From the records below, pull each line that has "презентации".
## Start Stored rows
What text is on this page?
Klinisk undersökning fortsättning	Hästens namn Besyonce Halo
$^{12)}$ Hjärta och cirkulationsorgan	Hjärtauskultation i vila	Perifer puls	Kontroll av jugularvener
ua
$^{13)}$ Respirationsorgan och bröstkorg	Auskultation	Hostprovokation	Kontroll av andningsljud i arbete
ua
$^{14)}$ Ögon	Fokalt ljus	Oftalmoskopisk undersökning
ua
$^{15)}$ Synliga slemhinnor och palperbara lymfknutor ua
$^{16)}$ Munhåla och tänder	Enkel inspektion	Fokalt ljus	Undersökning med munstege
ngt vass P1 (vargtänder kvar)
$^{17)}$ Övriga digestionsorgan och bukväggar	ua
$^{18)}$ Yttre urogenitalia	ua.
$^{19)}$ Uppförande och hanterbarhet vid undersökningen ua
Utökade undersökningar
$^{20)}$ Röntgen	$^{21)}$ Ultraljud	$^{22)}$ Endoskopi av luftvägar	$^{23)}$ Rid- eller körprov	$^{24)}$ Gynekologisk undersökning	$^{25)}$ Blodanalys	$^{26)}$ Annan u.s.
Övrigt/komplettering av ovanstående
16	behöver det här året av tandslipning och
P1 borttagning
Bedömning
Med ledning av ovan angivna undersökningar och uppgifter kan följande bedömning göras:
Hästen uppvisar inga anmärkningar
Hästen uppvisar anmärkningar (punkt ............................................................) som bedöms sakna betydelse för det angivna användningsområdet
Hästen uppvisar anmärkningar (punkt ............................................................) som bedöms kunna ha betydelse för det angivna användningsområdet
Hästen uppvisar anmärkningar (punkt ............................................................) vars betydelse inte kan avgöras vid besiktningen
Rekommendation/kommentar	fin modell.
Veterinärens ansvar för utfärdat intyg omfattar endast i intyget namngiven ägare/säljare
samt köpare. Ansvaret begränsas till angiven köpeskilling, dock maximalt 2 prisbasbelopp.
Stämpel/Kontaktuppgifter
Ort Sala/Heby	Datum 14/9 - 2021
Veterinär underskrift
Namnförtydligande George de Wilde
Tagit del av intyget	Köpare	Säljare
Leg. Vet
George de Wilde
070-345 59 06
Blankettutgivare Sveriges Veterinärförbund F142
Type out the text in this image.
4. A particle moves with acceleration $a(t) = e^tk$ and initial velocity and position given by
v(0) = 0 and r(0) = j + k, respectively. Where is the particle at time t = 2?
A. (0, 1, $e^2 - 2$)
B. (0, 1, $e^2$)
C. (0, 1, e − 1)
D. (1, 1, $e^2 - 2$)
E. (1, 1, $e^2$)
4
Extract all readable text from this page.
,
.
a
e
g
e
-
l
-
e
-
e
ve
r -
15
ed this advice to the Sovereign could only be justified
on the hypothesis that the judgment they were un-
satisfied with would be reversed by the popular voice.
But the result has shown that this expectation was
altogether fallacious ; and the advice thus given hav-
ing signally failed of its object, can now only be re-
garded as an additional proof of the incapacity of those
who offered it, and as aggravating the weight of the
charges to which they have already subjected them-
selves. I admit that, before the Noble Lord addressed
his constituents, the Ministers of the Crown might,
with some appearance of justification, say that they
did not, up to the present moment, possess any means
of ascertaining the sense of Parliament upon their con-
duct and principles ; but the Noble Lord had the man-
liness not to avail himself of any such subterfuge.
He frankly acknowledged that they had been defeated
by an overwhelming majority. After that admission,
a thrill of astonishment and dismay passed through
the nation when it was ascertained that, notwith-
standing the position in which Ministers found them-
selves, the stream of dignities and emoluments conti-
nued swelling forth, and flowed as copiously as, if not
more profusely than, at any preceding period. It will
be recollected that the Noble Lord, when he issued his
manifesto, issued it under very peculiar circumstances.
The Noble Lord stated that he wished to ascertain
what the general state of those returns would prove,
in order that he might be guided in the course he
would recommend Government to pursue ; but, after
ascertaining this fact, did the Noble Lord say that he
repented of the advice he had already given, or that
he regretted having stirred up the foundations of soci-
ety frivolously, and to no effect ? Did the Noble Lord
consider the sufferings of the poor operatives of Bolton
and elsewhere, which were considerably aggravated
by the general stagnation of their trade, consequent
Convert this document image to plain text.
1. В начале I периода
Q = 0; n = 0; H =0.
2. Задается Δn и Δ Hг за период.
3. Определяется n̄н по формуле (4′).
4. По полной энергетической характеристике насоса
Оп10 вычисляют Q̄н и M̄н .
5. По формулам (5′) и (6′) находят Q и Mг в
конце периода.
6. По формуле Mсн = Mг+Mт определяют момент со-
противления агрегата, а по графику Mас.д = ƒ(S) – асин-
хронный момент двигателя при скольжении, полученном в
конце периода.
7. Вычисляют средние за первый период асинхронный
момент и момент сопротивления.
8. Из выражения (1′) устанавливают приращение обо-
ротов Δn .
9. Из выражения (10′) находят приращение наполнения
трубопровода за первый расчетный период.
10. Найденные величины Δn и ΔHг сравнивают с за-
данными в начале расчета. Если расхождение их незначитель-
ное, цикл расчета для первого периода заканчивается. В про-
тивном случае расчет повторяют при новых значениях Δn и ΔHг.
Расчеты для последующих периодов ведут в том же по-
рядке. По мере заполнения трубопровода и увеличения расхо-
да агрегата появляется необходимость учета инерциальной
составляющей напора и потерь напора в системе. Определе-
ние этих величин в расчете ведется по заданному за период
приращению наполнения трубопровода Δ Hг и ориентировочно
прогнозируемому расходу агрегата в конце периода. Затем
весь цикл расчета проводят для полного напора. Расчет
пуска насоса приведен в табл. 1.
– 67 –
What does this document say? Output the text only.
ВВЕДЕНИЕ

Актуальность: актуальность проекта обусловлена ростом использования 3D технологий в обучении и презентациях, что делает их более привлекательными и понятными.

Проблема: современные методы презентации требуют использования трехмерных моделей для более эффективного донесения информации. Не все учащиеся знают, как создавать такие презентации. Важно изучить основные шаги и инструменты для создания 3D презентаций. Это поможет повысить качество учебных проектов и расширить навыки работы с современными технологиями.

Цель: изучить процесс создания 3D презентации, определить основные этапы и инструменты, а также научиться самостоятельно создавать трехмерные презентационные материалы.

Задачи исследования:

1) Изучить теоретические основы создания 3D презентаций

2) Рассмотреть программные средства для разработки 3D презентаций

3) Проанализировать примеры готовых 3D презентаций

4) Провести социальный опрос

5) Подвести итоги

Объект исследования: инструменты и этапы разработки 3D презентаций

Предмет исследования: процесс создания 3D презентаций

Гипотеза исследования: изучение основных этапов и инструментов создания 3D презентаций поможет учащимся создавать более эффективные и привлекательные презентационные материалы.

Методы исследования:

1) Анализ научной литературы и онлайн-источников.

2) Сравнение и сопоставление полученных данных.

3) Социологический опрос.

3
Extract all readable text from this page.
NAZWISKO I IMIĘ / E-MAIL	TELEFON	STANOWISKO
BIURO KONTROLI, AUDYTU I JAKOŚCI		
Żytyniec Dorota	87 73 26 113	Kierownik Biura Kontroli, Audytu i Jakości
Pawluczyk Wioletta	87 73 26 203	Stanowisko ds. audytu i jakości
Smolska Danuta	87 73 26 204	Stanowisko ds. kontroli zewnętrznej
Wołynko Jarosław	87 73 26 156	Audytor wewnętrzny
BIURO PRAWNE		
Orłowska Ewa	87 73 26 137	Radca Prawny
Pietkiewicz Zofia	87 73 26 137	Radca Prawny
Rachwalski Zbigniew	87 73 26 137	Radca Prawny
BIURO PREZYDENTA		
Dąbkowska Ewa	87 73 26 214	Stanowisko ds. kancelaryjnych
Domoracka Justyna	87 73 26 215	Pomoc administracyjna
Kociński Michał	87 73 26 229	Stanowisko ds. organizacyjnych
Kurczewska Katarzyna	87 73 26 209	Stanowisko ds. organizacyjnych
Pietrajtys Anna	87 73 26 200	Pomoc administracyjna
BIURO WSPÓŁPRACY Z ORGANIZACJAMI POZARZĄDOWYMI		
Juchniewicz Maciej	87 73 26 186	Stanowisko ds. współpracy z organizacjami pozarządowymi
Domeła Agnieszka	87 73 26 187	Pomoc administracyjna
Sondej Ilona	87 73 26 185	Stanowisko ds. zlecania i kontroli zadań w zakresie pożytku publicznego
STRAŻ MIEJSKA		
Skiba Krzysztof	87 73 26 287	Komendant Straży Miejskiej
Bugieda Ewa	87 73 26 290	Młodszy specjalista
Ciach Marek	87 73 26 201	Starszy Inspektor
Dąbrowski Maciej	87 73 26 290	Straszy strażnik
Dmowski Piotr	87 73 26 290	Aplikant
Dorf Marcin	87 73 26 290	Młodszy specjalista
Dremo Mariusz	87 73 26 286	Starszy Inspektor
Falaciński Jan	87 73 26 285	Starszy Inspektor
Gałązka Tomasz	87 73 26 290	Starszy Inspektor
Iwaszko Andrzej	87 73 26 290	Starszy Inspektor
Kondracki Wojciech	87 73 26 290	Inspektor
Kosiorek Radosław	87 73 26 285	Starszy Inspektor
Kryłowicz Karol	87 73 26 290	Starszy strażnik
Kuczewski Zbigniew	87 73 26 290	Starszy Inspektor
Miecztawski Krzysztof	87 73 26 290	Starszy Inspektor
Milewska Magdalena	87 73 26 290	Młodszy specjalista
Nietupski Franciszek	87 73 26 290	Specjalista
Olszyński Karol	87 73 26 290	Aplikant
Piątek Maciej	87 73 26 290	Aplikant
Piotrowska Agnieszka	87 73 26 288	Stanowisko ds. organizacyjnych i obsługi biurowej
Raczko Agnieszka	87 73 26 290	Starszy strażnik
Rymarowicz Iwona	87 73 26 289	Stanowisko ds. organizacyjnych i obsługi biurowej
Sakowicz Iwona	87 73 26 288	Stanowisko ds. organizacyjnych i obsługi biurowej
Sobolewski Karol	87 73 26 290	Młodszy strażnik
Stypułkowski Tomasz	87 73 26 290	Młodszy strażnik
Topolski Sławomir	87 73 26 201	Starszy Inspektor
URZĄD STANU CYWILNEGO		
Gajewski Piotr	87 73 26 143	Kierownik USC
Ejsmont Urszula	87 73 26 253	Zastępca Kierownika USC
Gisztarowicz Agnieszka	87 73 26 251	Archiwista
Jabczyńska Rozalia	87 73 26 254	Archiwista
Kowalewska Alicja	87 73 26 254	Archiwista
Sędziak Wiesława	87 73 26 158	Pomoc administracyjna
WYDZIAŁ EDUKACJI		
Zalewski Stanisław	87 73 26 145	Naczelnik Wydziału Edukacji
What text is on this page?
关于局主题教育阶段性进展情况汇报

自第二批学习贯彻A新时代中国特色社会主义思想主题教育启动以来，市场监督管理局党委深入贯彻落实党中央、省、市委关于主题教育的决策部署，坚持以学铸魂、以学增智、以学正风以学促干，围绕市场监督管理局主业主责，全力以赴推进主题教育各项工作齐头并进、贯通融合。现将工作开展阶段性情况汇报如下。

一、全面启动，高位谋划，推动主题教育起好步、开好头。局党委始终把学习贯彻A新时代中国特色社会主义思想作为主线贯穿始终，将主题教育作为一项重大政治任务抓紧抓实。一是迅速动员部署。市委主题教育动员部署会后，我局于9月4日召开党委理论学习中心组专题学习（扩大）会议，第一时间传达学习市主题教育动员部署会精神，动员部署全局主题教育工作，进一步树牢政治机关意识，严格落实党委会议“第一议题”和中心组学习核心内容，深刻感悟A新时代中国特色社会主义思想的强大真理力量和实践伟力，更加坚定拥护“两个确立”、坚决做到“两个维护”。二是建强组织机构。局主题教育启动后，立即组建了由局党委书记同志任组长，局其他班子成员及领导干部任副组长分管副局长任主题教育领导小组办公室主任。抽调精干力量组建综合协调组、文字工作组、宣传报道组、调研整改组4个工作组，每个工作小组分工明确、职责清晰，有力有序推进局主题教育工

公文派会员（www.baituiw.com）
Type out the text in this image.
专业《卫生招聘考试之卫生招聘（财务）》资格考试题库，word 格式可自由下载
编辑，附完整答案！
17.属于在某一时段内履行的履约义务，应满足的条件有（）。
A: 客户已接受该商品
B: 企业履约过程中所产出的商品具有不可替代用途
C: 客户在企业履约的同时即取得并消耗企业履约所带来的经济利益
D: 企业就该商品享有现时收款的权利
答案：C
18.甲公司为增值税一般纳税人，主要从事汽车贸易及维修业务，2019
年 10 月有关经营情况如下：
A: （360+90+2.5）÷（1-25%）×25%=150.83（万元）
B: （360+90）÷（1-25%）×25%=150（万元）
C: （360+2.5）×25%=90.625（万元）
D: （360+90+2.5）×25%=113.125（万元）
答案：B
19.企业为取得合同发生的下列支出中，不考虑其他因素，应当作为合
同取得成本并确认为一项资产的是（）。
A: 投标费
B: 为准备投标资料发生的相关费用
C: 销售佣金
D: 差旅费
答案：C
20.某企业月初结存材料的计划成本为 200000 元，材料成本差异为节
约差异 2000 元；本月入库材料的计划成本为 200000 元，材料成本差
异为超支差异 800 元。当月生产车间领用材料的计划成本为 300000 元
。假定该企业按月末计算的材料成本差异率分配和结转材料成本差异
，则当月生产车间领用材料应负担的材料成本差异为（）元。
## End Stored rows
**Solution**.
Проблема: современные методы презентации требуют использования трехмерных моделей для более эффективного донесения информации. Не все учащиеся знают, как создавать такие презентации. Важно изучить основные шаги и инструменты для создания 3D презентаций. Это поможет повысить качество учебных проектов и расширить навыки работы с современными технологиями.
Цель: изучить процесс создания 3D презентации, определить основные этапы и инструменты, а также научиться самостоятельно создавать трехмерные презентационные материалы.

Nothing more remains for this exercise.